---------- Exercise data ----------

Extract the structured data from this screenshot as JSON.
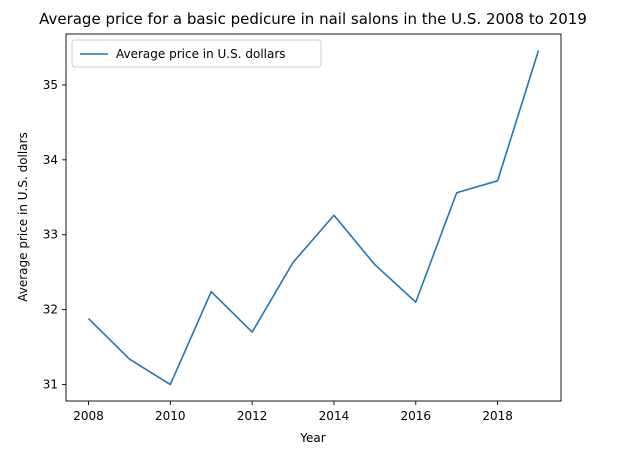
{
  "chart_data": {
    "type": "line",
    "title": "Average price for a basic pedicure in nail salons in the U.S. 2008 to 2019",
    "xlabel": "Year",
    "ylabel": "Average price in U.S. dollars",
    "x": [
      2008,
      2009,
      2010,
      2011,
      2012,
      2013,
      2014,
      2015,
      2016,
      2017,
      2018,
      2019
    ],
    "series": [
      {
        "name": "Average price in U.S. dollars",
        "color": "#1f77b4",
        "values": [
          31.88,
          31.34,
          31.0,
          32.24,
          31.7,
          32.63,
          33.26,
          32.6,
          32.1,
          33.56,
          33.72,
          35.46
        ]
      }
    ],
    "xlim": [
      2007.45,
      2019.55
    ],
    "ylim": [
      30.78,
      35.68
    ],
    "xticks": [
      2008,
      2010,
      2012,
      2014,
      2016,
      2018
    ],
    "yticks": [
      31,
      32,
      33,
      34,
      35
    ],
    "grid": false,
    "legend_position": "top-left"
  }
}
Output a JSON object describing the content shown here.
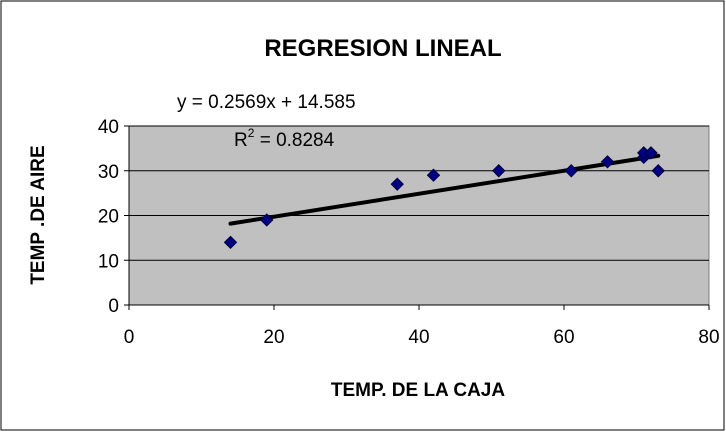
{
  "chart_data": {
    "type": "scatter",
    "title": "REGRESION LINEAL",
    "xlabel": "TEMP. DE LA CAJA",
    "ylabel": "TEMP .DE AIRE",
    "xlim": [
      0,
      80
    ],
    "ylim": [
      0,
      40
    ],
    "x_ticks": [
      "0",
      "20",
      "40",
      "60",
      "80"
    ],
    "y_ticks": [
      "0",
      "10",
      "20",
      "30",
      "40"
    ],
    "grid": "horizontal",
    "legend": "none",
    "series": [
      {
        "marker": "diamond",
        "color": "#000080",
        "points": [
          {
            "x": 14,
            "y": 14
          },
          {
            "x": 19,
            "y": 19
          },
          {
            "x": 37,
            "y": 27
          },
          {
            "x": 42,
            "y": 29
          },
          {
            "x": 51,
            "y": 30
          },
          {
            "x": 61,
            "y": 30
          },
          {
            "x": 66,
            "y": 32
          },
          {
            "x": 71,
            "y": 33
          },
          {
            "x": 71,
            "y": 34
          },
          {
            "x": 72,
            "y": 34
          },
          {
            "x": 73,
            "y": 30
          }
        ]
      }
    ],
    "trendline": {
      "type": "linear",
      "slope": 0.2569,
      "intercept": 14.585,
      "x_range": [
        14,
        73
      ],
      "equation_text": "y = 0.2569x + 14.585",
      "r2_label": "R",
      "r2_exponent": "2",
      "r2_value_text": " = 0.8284"
    },
    "colors": {
      "plot_background": "#c0c0c0",
      "marker": "#000080",
      "trendline": "#000000"
    }
  }
}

----------

#### [Task directions]
Pull out each line of the listing that holds the string "ylabel".

#### [Result of this task]
    "ylabel": "Average price in U.S. dollars",
    "ylabel": "TEMP .DE AIRE",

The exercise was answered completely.